→ Quoted passage
☆ ☆ ☆ ☆ ☆ ☆ ☆
Social Story ratio: Two to five cooperative, descriptive, perspective, and/or affirmative sentences for every directive or control sentence.

==Research==
===Population===
It was suggested originally that this method should be used with only higher functioning individuals who possess basic language ability; however, these guidelines were expanded to include children with more severe learning disabilities. To accommodate differences in ability, one sentence per page paired with pictures could help individuals concentrate on one concept at a time, while the pictures enhance the meaning of the text. The addition of pictorial representation or visual is supported by claims that many individuals with an ASD learn visually. The efficacy of using Social Stories with other populations of individuals, other than those with an ASD, has not yet been sufficiently studied.

===Evaluating research===
Although Social Stories have been recommended as an effective intervention for children with ASD since the early 1990s, the research on their effectiveness is still limited.n

The American Psychological Association has identified two levels of criteria which are used to consider an intervention "empirically supported". An intervention is considered well established if it meets the following criteria:
- greater than nine well-controlled single-case design studies comparing the intervention to another treatment
- the studies have treatment manuals
- the studies clearly describe characteristics of the client samples
An intervention is considered probably efficacious if it meets the above criteria for greater than three single-case studies.
☆ ☆ ☆ ☆ ☆ ☆ ☆
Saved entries

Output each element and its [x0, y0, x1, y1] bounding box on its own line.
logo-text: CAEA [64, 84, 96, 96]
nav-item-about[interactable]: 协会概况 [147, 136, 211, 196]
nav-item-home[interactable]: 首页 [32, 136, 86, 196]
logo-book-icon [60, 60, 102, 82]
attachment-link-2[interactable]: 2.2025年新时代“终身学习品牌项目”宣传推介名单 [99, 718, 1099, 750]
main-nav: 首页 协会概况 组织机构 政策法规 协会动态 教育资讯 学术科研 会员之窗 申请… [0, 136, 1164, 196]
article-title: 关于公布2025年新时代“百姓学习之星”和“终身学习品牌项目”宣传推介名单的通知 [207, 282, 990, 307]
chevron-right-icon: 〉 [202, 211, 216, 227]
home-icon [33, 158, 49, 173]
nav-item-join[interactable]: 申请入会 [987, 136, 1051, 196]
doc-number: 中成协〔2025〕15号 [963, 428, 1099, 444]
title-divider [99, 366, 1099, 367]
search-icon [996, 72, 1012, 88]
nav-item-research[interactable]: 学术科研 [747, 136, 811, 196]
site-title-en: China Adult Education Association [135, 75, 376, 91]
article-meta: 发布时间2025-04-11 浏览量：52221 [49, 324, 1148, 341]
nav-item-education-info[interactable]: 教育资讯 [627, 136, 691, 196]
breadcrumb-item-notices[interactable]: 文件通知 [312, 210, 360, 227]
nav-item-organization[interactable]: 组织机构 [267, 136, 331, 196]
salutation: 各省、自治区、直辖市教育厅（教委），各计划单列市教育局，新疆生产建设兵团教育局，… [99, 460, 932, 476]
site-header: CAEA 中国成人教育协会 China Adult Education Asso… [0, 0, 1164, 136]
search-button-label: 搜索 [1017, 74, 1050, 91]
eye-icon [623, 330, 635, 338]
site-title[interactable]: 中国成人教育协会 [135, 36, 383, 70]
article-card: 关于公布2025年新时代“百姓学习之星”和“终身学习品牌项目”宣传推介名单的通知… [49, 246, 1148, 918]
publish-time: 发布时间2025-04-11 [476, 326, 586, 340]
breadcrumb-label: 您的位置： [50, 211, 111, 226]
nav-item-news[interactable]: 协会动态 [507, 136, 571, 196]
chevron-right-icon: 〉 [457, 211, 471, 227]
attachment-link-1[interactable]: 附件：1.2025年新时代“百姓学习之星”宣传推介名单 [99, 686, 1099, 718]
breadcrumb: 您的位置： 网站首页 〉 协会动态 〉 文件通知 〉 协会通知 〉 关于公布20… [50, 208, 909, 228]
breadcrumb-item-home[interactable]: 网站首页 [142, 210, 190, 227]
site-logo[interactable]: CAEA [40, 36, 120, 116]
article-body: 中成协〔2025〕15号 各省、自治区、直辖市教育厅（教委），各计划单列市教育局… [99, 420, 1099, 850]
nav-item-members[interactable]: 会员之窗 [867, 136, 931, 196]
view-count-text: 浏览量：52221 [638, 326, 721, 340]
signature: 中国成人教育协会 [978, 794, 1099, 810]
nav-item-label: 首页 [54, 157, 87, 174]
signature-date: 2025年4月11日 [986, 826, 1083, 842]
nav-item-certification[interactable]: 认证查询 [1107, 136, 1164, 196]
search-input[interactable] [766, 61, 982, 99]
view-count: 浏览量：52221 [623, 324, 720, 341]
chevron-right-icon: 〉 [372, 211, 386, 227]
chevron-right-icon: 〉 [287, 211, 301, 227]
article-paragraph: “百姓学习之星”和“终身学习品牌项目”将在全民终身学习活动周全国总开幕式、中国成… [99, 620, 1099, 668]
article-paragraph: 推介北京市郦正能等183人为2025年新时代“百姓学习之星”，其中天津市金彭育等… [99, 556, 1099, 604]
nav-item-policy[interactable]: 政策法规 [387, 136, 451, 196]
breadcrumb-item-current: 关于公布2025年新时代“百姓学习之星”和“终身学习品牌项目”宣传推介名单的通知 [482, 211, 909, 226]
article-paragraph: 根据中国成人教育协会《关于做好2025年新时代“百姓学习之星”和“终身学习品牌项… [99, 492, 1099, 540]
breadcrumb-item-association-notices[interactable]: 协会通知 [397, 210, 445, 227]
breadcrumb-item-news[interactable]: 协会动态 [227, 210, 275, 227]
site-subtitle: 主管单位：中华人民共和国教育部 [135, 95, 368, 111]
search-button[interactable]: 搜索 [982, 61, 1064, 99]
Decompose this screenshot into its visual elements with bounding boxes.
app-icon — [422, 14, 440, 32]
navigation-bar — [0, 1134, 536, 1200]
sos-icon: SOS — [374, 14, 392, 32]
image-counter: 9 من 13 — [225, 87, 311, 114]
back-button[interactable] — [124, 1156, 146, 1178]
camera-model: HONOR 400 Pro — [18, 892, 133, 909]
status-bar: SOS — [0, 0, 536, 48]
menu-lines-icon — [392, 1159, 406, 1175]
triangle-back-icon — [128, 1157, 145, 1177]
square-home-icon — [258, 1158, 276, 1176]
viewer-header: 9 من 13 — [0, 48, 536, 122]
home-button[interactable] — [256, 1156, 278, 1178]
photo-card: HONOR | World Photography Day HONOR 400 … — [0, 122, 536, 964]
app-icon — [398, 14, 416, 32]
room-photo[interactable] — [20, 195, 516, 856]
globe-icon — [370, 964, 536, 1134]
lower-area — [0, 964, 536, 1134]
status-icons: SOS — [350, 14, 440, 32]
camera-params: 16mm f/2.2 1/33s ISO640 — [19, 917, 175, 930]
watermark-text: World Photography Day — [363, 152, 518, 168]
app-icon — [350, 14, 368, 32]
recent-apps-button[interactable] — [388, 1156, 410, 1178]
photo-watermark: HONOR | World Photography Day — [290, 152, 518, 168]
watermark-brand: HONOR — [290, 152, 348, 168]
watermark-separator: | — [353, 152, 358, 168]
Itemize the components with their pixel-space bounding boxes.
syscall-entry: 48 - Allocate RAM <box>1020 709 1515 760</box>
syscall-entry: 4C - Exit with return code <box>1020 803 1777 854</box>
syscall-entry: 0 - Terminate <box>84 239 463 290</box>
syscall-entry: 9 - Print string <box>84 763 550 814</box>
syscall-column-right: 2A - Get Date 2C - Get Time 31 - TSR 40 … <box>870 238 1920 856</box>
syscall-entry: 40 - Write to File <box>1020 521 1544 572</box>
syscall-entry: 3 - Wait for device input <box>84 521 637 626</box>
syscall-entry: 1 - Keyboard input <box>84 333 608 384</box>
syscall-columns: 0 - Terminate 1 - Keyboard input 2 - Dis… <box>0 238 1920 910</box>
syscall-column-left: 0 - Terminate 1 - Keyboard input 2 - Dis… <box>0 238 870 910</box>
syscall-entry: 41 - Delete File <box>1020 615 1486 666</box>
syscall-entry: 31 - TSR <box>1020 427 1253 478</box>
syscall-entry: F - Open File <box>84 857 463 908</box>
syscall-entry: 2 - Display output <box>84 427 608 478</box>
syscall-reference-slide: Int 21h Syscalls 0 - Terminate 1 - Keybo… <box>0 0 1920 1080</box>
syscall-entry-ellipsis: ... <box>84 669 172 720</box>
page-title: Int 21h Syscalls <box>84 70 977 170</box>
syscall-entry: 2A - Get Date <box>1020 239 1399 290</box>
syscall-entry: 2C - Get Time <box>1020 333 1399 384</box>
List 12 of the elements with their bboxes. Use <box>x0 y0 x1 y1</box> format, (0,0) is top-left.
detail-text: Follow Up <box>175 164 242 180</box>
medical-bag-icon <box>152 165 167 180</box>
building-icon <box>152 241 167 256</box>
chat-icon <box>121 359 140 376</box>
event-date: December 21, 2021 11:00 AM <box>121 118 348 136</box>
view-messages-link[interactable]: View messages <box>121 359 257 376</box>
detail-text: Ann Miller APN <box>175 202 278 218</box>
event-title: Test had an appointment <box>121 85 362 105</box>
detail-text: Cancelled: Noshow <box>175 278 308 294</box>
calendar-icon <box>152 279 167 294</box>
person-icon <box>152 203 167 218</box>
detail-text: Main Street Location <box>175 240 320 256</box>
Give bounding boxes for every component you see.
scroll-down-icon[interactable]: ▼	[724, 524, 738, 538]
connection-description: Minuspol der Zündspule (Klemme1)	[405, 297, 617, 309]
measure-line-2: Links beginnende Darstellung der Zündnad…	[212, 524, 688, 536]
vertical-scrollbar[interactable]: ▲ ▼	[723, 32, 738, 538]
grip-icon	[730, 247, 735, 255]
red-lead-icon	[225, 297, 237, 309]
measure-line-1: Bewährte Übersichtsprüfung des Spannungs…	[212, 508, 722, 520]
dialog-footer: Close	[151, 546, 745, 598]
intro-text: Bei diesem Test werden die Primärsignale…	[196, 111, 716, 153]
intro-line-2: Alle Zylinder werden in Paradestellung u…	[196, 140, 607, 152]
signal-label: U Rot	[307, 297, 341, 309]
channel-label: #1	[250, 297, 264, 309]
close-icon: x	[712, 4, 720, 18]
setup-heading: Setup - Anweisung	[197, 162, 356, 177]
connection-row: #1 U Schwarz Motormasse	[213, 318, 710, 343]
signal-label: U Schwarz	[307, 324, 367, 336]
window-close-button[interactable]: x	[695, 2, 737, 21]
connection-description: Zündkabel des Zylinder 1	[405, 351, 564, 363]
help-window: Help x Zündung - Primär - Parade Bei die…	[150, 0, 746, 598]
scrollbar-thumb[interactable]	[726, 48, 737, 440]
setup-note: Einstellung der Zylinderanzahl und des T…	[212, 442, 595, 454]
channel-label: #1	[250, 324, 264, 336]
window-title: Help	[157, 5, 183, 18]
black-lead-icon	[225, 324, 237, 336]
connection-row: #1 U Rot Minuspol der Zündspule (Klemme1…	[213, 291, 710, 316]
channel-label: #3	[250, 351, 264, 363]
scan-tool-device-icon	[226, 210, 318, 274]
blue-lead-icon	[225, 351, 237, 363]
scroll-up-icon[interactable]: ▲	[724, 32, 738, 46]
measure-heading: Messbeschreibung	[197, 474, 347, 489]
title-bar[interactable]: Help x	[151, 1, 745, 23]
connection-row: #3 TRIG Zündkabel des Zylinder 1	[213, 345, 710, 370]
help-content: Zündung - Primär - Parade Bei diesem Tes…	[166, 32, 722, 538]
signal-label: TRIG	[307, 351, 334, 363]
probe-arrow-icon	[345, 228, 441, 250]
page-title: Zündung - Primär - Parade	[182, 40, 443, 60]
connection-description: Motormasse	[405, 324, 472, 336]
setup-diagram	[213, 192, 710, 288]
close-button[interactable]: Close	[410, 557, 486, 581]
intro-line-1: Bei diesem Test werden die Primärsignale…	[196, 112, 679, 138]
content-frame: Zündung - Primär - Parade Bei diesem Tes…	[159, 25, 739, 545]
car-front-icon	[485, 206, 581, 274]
☆ ☆ ☆ ☆ ☆ ☆ ☆
→ Things to do
A) In the Social Stories passage, transcribe the text from "Social Story ratio: Two" up to and including "been sufficiently studied.".
B) According to the Social Stories passage, how many single-case studies must meet the criteria for an intervention to be considered probably efficacious?
C) Summarize the Social Stories passage in two sentences.

→ Responses in order
A)
Social Story ratio: Two to five cooperative, descriptive, perspective, and/or affirmative sentences for every directive or control sentence.

==Research==
===Population===
It was suggested originally that this method should be used with only higher functioning individuals who possess basic language ability; however, these guidelines were expanded to include children with more severe learning disabilities. To accommodate differences in ability, one sentence per page paired with pictures could help individuals concentrate on one concept at a time, while the pictures enhance the meaning of the text. The addition of pictorial representation or visual is supported by claims that many individuals with an ASD learn visually. The efficacy of using Social Stories with other populations of individuals, other than those with an ASD, has not yet been sufficiently studied.

B) Greater than three single-case studies.

C) Social Stories were first suggested only for higher functioning individuals with basic language ability, but their use was expanded to children with more severe learning disabilities, with pictures often added because many individuals with an ASD learn visually. Although they have been recommended for children with ASD since the early 1990s, research on their effectiveness is still limited, and the American Psychological Association sets criteria for judging whether an intervention is "empirically supported."